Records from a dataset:

____

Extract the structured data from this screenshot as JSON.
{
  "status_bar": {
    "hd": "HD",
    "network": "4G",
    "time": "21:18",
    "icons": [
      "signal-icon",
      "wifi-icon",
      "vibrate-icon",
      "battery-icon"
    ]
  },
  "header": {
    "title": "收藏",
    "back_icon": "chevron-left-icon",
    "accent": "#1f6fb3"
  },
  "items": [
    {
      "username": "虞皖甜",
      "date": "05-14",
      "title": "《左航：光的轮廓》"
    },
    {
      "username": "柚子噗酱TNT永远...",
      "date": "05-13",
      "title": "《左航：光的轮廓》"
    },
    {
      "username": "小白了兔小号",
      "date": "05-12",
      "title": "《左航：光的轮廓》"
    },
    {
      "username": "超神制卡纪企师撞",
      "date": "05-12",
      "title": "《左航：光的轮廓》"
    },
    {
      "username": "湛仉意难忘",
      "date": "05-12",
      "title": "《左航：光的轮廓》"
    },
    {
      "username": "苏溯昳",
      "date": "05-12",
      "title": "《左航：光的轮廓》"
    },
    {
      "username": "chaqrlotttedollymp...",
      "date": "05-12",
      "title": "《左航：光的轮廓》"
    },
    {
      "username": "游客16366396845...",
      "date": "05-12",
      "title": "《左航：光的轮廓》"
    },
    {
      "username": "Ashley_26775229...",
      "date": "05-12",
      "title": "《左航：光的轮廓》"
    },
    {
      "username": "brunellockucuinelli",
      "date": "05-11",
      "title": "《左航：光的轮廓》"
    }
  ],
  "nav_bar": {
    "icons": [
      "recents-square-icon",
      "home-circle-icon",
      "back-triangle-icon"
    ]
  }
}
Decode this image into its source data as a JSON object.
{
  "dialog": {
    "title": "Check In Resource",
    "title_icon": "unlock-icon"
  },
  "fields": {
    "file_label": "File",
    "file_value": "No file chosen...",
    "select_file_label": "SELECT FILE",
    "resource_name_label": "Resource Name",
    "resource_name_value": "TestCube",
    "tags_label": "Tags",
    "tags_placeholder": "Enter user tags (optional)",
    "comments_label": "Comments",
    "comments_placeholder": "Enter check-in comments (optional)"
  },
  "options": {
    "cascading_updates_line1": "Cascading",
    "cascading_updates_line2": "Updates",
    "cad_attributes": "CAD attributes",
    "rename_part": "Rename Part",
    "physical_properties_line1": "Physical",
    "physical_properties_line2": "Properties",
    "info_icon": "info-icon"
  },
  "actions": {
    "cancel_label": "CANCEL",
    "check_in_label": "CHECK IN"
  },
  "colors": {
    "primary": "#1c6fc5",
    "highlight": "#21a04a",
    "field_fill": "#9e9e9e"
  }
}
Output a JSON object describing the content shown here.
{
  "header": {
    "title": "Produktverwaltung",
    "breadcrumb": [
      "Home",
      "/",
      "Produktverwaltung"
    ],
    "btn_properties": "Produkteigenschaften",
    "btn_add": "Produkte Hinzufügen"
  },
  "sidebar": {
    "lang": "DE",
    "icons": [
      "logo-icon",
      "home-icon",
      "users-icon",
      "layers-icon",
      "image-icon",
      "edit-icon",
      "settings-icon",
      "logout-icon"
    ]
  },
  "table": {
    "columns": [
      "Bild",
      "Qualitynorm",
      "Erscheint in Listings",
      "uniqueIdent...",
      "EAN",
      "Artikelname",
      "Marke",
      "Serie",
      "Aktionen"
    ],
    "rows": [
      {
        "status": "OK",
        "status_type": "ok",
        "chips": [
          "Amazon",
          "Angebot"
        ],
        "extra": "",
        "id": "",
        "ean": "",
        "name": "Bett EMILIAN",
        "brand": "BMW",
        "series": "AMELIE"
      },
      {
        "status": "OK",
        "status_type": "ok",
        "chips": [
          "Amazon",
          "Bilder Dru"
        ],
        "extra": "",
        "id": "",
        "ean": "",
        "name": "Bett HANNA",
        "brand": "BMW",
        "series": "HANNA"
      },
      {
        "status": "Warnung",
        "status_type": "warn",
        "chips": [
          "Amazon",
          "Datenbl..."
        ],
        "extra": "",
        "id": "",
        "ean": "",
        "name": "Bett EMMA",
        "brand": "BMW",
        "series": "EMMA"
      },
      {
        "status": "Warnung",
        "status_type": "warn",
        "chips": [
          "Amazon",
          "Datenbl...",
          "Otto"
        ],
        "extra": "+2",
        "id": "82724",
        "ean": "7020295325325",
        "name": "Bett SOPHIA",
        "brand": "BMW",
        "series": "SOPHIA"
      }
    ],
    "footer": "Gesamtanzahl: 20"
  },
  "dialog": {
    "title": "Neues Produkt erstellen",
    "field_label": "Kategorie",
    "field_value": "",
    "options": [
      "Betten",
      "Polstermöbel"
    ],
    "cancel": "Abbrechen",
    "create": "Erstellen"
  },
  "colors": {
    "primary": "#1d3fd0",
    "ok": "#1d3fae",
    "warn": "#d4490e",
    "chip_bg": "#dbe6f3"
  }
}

____

STATED GOAL:
Write out every line exactly as it stands.

WORKED SOLUTION:
Extract the structured data from this screenshot as JSON.
{
  "status_bar": {
    "hd": "HD",
    "network": "4G",
    "time": "21:18",
    "icons": [
      "signal-icon",
      "wifi-icon",
      "vibrate-icon",
      "battery-icon"
    ]
  },
  "header": {
    "title": "收藏",
    "back_icon": "chevron-left-icon",
    "accent": "#1f6fb3"
  },
  "items": [
    {
      "username": "虞皖甜",
      "date": "05-14",
      "title": "《左航：光的轮廓》"
    },
    {
      "username": "柚子噗酱TNT永远...",
      "date": "05-13",
      "title": "《左航：光的轮廓》"
    },
    {
      "username": "小白了兔小号",
      "date": "05-12",
      "title": "《左航：光的轮廓》"
    },
    {
      "username": "超神制卡纪企师撞",
      "date": "05-12",
      "title": "《左航：光的轮廓》"
    },
    {
      "username": "湛仉意难忘",
      "date": "05-12",
      "title": "《左航：光的轮廓》"
    },
    {
      "username": "苏溯昳",
      "date": "05-12",
      "title": "《左航：光的轮廓》"
    },
    {
      "username": "chaqrlotttedollymp...",
      "date": "05-12",
      "title": "《左航：光的轮廓》"
    },
    {
      "username": "游客16366396845...",
      "date": "05-12",
      "title": "《左航：光的轮廓》"
    },
    {
      "username": "Ashley_26775229...",
      "date": "05-12",
      "title": "《左航：光的轮廓》"
    },
    {
      "username": "brunellockucuinelli",
      "date": "05-11",
      "title": "《左航：光的轮廓》"
    }
  ],
  "nav_bar": {
    "icons": [
      "recents-square-icon",
      "home-circle-icon",
      "back-triangle-icon"
    ]
  }
}
Decode this image into its source data as a JSON object.
{
  "dialog": {
    "title": "Check In Resource",
    "title_icon": "unlock-icon"
  },
  "fields": {
    "file_label": "File",
    "file_value": "No file chosen...",
    "select_file_label": "SELECT FILE",
    "resource_name_label": "Resource Name",
    "resource_name_value": "TestCube",
    "tags_label": "Tags",
    "tags_placeholder": "Enter user tags (optional)",
    "comments_label": "Comments",
    "comments_placeholder": "Enter check-in comments (optional)"
  },
  "options": {
    "cascading_updates_line1": "Cascading",
    "cascading_updates_line2": "Updates",
    "cad_attributes": "CAD attributes",
    "rename_part": "Rename Part",
    "physical_properties_line1": "Physical",
    "physical_properties_line2": "Properties",
    "info_icon": "info-icon"
  },
  "actions": {
    "cancel_label": "CANCEL",
    "check_in_label": "CHECK IN"
  },
  "colors": {
    "primary": "#1c6fc5",
    "highlight": "#21a04a",
    "field_fill": "#9e9e9e"
  }
}
Output a JSON object describing the content shown here.
{
  "header": {
    "title": "Produktverwaltung",
    "breadcrumb": [
      "Home",
      "/",
      "Produktverwaltung"
    ],
    "btn_properties": "Produkteigenschaften",
    "btn_add": "Produkte Hinzufügen"
  },
  "sidebar": {
    "lang": "DE",
    "icons": [
      "logo-icon",
      "home-icon",
      "users-icon",
      "layers-icon",
      "image-icon",
      "edit-icon",
      "settings-icon",
      "logout-icon"
    ]
  },
  "table": {
    "columns": [
      "Bild",
      "Qualitynorm",
      "Erscheint in Listings",
      "uniqueIdent...",
      "EAN",
      "Artikelname",
      "Marke",
      "Serie",
      "Aktionen"
    ],
    "rows": [
      {
        "status": "OK",
        "status_type": "ok",
        "chips": [
          "Amazon",
          "Angebot"
        ],
        "extra": "",
        "id": "",
        "ean": "",
        "name": "Bett EMILIAN",
        "brand": "BMW",
        "series": "AMELIE"
      },
      {
        "status": "OK",
        "status_type": "ok",
        "chips": [
          "Amazon",
          "Bilder Dru"
        ],
        "extra": "",
        "id": "",
        "ean": "",
        "name": "Bett HANNA",
        "brand": "BMW",
        "series": "HANNA"
      },
      {
        "status": "Warnung",
        "status_type": "warn",
        "chips": [
          "Amazon",
          "Datenbl..."
        ],
        "extra": "",
        "id": "",
        "ean": "",
        "name": "Bett EMMA",
        "brand": "BMW",
        "series": "EMMA"
      },
      {
        "status": "Warnung",
        "status_type": "warn",
        "chips": [
          "Amazon",
          "Datenbl...",
          "Otto"
        ],
        "extra": "+2",
        "id": "82724",
        "ean": "7020295325325",
        "name": "Bett SOPHIA",
        "brand": "BMW",
        "series": "SOPHIA"
      }
    ],
    "footer": "Gesamtanzahl: 20"
  },
  "dialog": {
    "title": "Neues Produkt erstellen",
    "field_label": "Kategorie",
    "field_value": "",
    "options": [
      "Betten",
      "Polstermöbel"
    ],
    "cancel": "Abbrechen",
    "create": "Erstellen"
  },
  "colors": {
    "primary": "#1d3fd0",
    "ok": "#1d3fae",
    "warn": "#d4490e",
    "chip_bg": "#dbe6f3"
  }
}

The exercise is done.